= What is asked =
Copy out every line in the entries below that includes "January".

= Stored records =
## Start

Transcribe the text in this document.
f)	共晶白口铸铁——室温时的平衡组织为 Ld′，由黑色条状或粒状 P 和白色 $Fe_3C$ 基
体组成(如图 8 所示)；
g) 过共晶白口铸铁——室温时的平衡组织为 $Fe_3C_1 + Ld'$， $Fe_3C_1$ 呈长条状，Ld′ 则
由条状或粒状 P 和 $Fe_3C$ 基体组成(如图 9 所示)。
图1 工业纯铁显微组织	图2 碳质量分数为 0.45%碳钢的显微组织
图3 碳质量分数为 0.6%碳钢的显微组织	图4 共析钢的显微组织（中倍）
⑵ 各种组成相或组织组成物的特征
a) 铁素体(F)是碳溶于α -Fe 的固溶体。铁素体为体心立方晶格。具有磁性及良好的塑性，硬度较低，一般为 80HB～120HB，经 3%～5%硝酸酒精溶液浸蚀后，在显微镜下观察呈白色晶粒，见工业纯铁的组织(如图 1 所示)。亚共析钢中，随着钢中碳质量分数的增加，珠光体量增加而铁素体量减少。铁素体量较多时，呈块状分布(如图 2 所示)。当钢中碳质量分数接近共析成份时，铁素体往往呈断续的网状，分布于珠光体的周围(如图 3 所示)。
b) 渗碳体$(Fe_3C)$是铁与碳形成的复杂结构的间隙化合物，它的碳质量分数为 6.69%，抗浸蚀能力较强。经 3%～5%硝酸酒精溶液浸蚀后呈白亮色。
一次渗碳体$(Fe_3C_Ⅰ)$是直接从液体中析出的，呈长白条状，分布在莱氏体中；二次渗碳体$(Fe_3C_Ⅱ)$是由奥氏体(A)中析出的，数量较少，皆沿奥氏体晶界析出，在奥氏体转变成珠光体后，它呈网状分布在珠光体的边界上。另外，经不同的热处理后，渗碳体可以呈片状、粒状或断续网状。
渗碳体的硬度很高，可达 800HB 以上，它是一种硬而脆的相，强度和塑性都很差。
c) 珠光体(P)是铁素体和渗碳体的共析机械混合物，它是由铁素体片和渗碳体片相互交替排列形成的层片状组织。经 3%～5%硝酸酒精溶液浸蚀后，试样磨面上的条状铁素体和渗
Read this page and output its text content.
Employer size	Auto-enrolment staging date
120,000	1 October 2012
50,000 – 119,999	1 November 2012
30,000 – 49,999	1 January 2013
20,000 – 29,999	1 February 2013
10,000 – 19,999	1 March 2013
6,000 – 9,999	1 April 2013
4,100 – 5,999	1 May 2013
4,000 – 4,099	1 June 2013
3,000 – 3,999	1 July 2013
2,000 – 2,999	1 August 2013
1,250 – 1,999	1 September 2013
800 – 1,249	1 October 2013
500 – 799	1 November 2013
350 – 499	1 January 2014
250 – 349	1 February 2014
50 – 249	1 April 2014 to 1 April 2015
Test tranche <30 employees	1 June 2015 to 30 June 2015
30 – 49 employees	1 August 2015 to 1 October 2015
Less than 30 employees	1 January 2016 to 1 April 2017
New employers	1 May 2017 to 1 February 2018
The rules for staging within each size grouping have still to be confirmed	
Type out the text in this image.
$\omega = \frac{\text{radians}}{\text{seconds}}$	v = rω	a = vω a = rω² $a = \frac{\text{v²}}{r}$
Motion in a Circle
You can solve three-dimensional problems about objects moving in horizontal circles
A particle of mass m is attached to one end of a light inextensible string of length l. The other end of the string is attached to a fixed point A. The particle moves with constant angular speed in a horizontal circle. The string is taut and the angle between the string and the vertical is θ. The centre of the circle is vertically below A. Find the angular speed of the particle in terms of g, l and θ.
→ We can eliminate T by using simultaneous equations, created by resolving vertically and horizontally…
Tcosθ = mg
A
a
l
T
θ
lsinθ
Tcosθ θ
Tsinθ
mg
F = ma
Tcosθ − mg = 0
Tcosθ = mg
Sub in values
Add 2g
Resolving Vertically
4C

## End

= Problem solution =
30,000 – 49,999	1 January 2013
350 – 499	1 January 2014
Less than 30 employees	1 January 2016 to 1 April 2017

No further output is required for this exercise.